[Dataset listings of figures]
##########

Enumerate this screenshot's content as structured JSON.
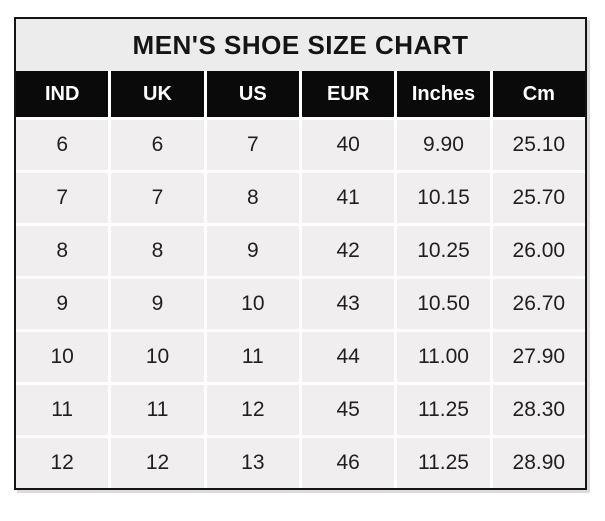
{
  "title": "MEN'S SHOE SIZE CHART",
  "chart_data": {
    "type": "table",
    "title": "MEN'S SHOE SIZE CHART",
    "columns": [
      "IND",
      "UK",
      "US",
      "EUR",
      "Inches",
      "Cm"
    ],
    "rows": [
      [
        "6",
        "6",
        "7",
        "40",
        "9.90",
        "25.10"
      ],
      [
        "7",
        "7",
        "8",
        "41",
        "10.15",
        "25.70"
      ],
      [
        "8",
        "8",
        "9",
        "42",
        "10.25",
        "26.00"
      ],
      [
        "9",
        "9",
        "10",
        "43",
        "10.50",
        "26.70"
      ],
      [
        "10",
        "10",
        "11",
        "44",
        "11.00",
        "27.90"
      ],
      [
        "11",
        "11",
        "12",
        "45",
        "11.25",
        "28.30"
      ],
      [
        "12",
        "12",
        "13",
        "46",
        "11.25",
        "28.90"
      ]
    ]
  },
  "colors": {
    "header_bg": "#0a0a0a",
    "header_text": "#ffffff",
    "cell_bg": "#f0eeef",
    "title_bg": "#edecec",
    "border": "#141414",
    "grid_line": "#ffffff",
    "body_text": "#1f1f1f"
  }
}
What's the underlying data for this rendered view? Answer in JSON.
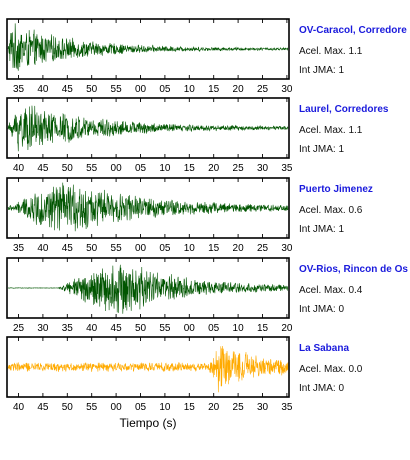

##########

**TASK TO CARRY OUT**
Filter for "this". Return all lines that hold it.

**WRITTEN RESPONSE**
Enumerate this screenshot's content as structured JSON.
What's the underlying data for this rendered view? Answer in JSON.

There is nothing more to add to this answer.